- _WORK TO DO_
Extract each line holding the word "with" from the entries.

- _PROVIDED INFORMATION_
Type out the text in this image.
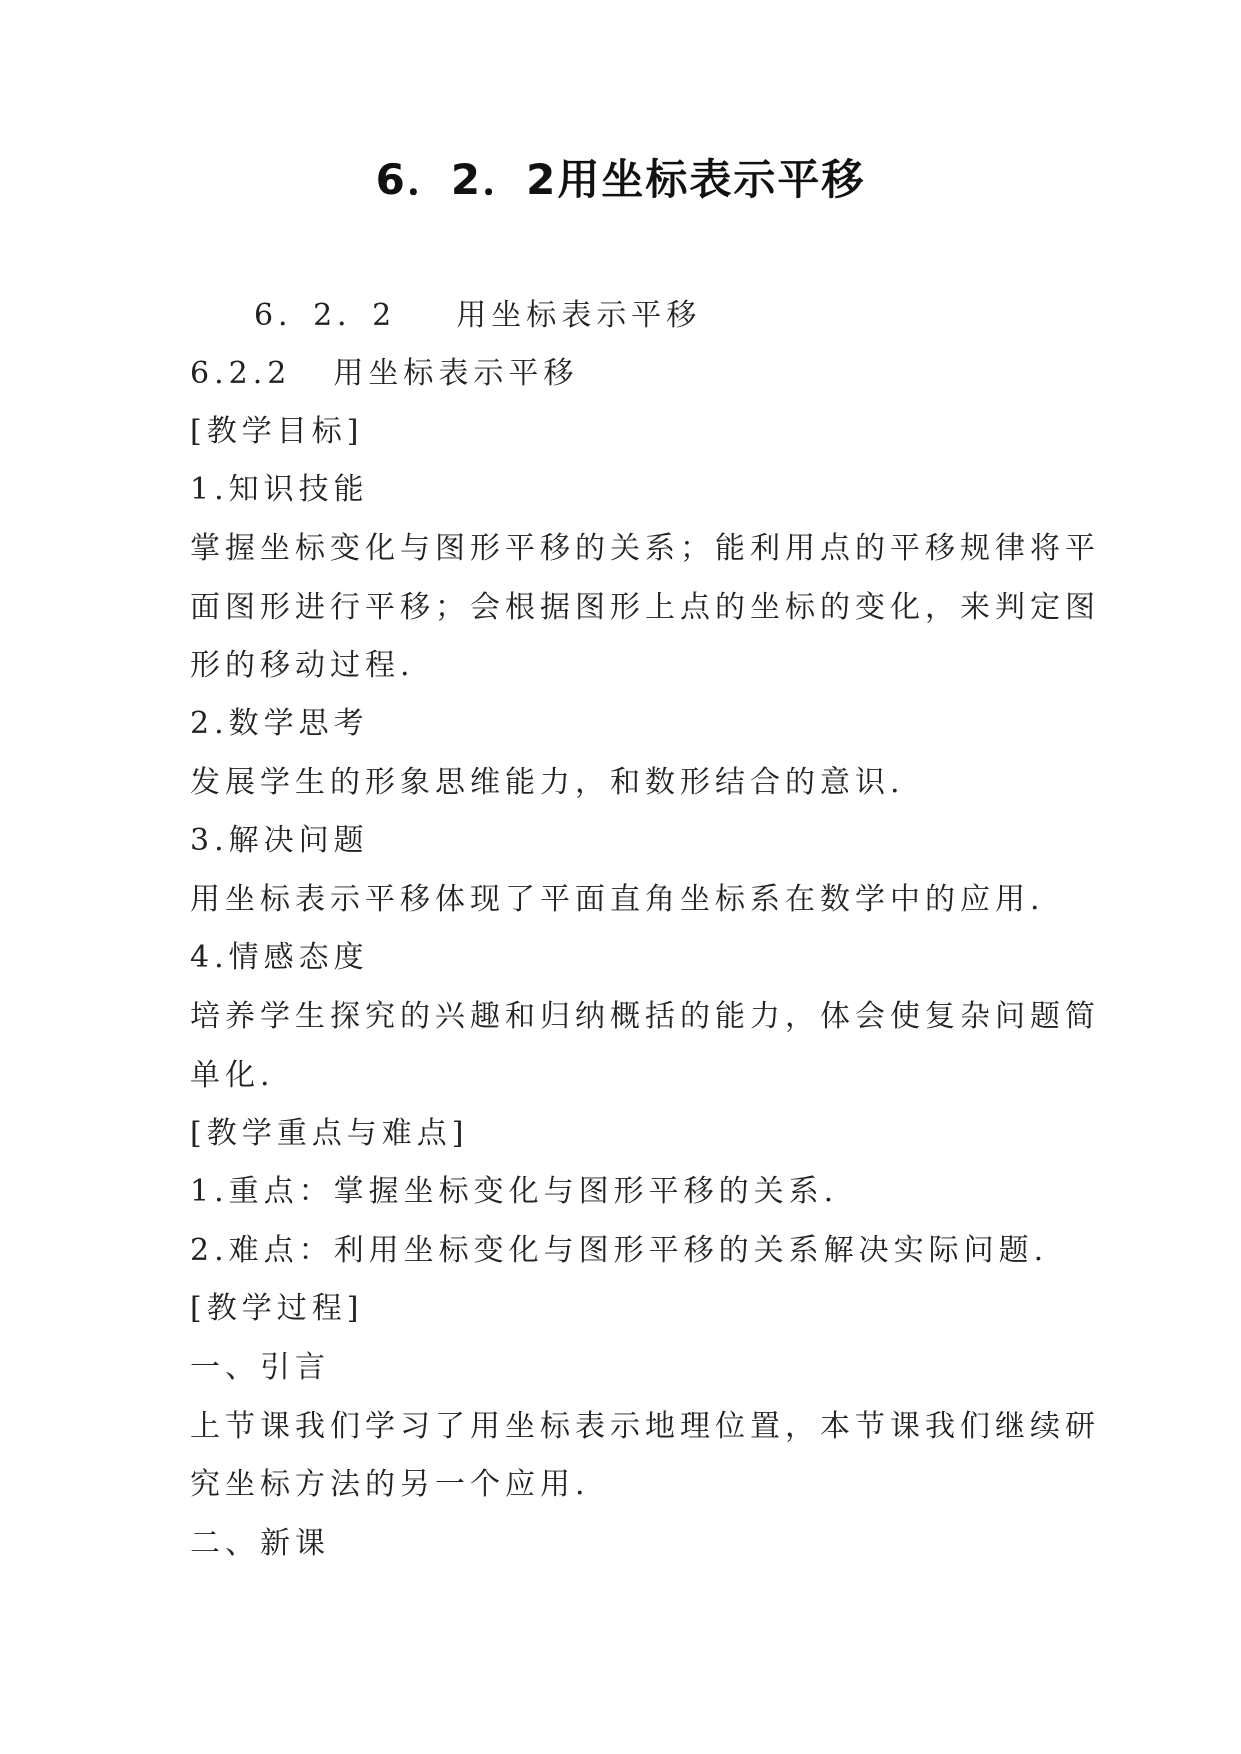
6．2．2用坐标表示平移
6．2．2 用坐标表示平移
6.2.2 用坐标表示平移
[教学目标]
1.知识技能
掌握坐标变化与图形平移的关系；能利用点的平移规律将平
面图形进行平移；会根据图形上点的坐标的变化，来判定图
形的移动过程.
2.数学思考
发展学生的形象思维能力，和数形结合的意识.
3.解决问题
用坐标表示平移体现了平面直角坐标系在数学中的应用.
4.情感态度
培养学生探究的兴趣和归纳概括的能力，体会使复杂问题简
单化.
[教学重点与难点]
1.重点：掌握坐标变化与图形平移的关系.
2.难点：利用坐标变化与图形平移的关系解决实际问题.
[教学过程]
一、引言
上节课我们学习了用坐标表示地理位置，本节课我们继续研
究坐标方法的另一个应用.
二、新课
==
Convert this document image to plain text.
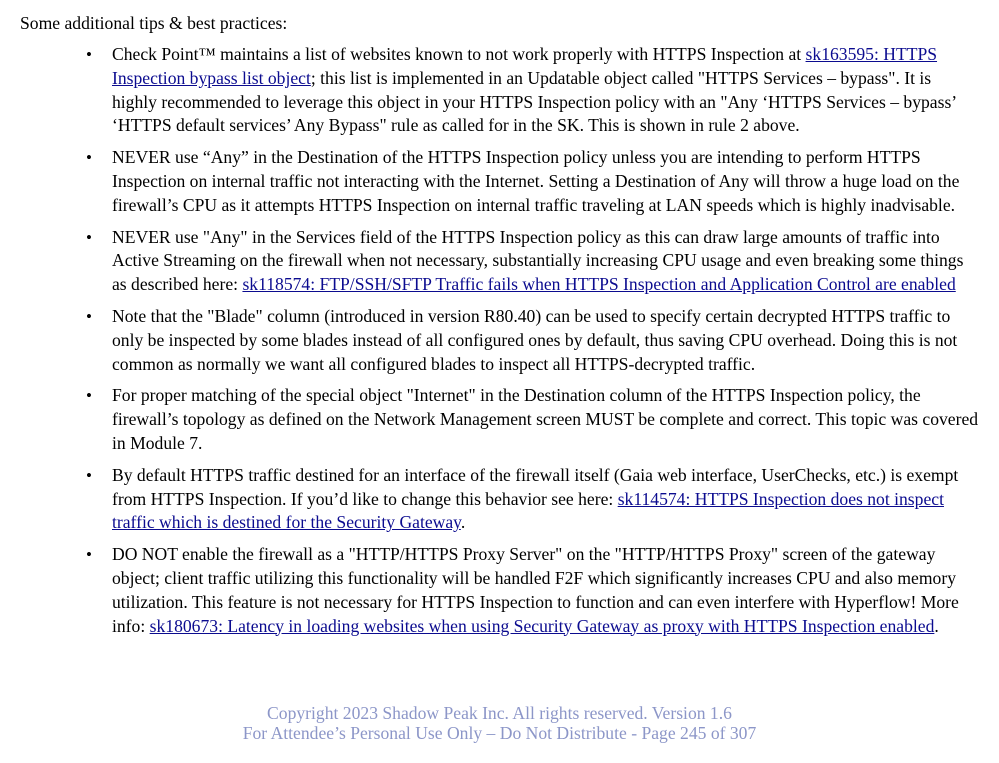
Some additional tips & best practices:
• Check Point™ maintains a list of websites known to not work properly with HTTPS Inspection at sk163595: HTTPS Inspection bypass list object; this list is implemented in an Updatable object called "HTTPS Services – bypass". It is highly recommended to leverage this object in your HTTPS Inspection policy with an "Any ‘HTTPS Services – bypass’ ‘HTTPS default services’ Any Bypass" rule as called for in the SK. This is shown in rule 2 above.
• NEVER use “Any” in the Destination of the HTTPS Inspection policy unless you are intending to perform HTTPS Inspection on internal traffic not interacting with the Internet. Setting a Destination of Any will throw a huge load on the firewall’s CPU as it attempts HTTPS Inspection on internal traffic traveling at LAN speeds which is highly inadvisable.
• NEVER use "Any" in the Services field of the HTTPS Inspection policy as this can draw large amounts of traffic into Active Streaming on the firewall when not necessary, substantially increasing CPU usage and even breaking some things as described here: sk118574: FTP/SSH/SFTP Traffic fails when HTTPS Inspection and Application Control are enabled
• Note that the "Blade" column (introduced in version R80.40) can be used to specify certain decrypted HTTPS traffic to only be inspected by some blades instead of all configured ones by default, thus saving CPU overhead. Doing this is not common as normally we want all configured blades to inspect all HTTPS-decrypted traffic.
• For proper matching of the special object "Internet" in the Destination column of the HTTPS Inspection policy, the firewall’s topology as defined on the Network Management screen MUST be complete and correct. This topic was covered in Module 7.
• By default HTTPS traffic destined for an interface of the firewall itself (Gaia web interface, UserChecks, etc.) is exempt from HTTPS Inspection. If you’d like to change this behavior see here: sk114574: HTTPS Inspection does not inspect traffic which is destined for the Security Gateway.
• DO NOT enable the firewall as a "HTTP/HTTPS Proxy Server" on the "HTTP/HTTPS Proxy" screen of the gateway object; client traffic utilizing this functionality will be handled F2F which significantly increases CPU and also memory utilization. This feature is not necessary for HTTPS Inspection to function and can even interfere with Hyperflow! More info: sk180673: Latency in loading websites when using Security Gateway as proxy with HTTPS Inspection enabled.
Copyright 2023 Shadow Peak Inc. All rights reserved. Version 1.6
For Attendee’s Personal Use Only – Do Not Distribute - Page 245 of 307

- _ANSWER FOR THE TASK_
• Check Point™ maintains a list of websites known to not work properly with HTTPS Inspection at sk163595: HTTPS Inspection bypass list object; this list is implemented in an Updatable object called "HTTPS Services – bypass". It is highly recommended to leverage this object in your HTTPS Inspection policy with an "Any ‘HTTPS Services – bypass’ ‘HTTPS default services’ Any Bypass" rule as called for in the SK. This is shown in rule 2 above.
• NEVER use “Any” in the Destination of the HTTPS Inspection policy unless you are intending to perform HTTPS Inspection on internal traffic not interacting with the Internet. Setting a Destination of Any will throw a huge load on the firewall’s CPU as it attempts HTTPS Inspection on internal traffic traveling at LAN speeds which is highly inadvisable.
• DO NOT enable the firewall as a "HTTP/HTTPS Proxy Server" on the "HTTP/HTTPS Proxy" screen of the gateway object; client traffic utilizing this functionality will be handled F2F which significantly increases CPU and also memory utilization. This feature is not necessary for HTTPS Inspection to function and can even interfere with Hyperflow! More info: sk180673: Latency in loading websites when using Security Gateway as proxy with HTTPS Inspection enabled.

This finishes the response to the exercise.